● **Extracted data entries**:
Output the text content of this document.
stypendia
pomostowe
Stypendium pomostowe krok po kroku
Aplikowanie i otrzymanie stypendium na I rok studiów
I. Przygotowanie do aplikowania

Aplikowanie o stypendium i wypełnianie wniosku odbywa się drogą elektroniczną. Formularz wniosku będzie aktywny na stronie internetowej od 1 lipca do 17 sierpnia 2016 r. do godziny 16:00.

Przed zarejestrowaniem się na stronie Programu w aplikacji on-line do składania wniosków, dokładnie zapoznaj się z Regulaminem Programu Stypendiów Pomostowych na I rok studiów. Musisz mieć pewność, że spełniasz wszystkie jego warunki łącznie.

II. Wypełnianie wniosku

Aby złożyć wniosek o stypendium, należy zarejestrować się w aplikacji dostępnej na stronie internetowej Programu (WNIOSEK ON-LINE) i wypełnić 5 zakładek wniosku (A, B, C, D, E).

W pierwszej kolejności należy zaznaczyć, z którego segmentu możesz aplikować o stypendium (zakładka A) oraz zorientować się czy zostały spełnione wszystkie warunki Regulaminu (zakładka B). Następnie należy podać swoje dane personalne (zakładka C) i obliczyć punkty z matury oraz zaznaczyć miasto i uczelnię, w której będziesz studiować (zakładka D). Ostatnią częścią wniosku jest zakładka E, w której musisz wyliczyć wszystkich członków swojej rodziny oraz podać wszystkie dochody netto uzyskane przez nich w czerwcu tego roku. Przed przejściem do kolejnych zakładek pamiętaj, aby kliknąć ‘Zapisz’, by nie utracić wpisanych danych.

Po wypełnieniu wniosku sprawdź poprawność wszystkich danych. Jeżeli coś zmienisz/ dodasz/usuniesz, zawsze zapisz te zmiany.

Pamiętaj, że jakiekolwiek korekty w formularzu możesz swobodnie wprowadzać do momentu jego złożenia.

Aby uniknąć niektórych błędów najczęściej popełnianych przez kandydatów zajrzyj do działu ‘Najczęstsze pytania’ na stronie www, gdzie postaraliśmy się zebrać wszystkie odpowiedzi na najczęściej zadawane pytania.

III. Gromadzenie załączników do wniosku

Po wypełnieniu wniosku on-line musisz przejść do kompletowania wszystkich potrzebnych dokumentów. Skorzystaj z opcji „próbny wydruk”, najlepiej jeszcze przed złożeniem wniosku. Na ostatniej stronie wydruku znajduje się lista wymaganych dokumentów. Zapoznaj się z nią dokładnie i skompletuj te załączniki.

● **Directions**:
Would you reproduce all the entries exactly?

● **Answer for the task**:
Output the text content of this document.
stypendia
pomostowe
Stypendium pomostowe krok po kroku
Aplikowanie i otrzymanie stypendium na I rok studiów
I. Przygotowanie do aplikowania

Aplikowanie o stypendium i wypełnianie wniosku odbywa się drogą elektroniczną. Formularz wniosku będzie aktywny na stronie internetowej od 1 lipca do 17 sierpnia 2016 r. do godziny 16:00.

Przed zarejestrowaniem się na stronie Programu w aplikacji on-line do składania wniosków, dokładnie zapoznaj się z Regulaminem Programu Stypendiów Pomostowych na I rok studiów. Musisz mieć pewność, że spełniasz wszystkie jego warunki łącznie.

II. Wypełnianie wniosku

Aby złożyć wniosek o stypendium, należy zarejestrować się w aplikacji dostępnej na stronie internetowej Programu (WNIOSEK ON-LINE) i wypełnić 5 zakładek wniosku (A, B, C, D, E).

W pierwszej kolejności należy zaznaczyć, z którego segmentu możesz aplikować o stypendium (zakładka A) oraz zorientować się czy zostały spełnione wszystkie warunki Regulaminu (zakładka B). Następnie należy podać swoje dane personalne (zakładka C) i obliczyć punkty z matury oraz zaznaczyć miasto i uczelnię, w której będziesz studiować (zakładka D). Ostatnią częścią wniosku jest zakładka E, w której musisz wyliczyć wszystkich członków swojej rodziny oraz podać wszystkie dochody netto uzyskane przez nich w czerwcu tego roku. Przed przejściem do kolejnych zakładek pamiętaj, aby kliknąć ‘Zapisz’, by nie utracić wpisanych danych.

Po wypełnieniu wniosku sprawdź poprawność wszystkich danych. Jeżeli coś zmienisz/ dodasz/usuniesz, zawsze zapisz te zmiany.

Pamiętaj, że jakiekolwiek korekty w formularzu możesz swobodnie wprowadzać do momentu jego złożenia.

Aby uniknąć niektórych błędów najczęściej popełnianych przez kandydatów zajrzyj do działu ‘Najczęstsze pytania’ na stronie www, gdzie postaraliśmy się zebrać wszystkie odpowiedzi na najczęściej zadawane pytania.

III. Gromadzenie załączników do wniosku

Po wypełnieniu wniosku on-line musisz przejść do kompletowania wszystkich potrzebnych dokumentów. Skorzystaj z opcji „próbny wydruk”, najlepiej jeszcze przed złożeniem wniosku. Na ostatniej stronie wydruku znajduje się lista wymaganych dokumentów. Zapoznaj się z nią dokładnie i skompletuj te załączniki.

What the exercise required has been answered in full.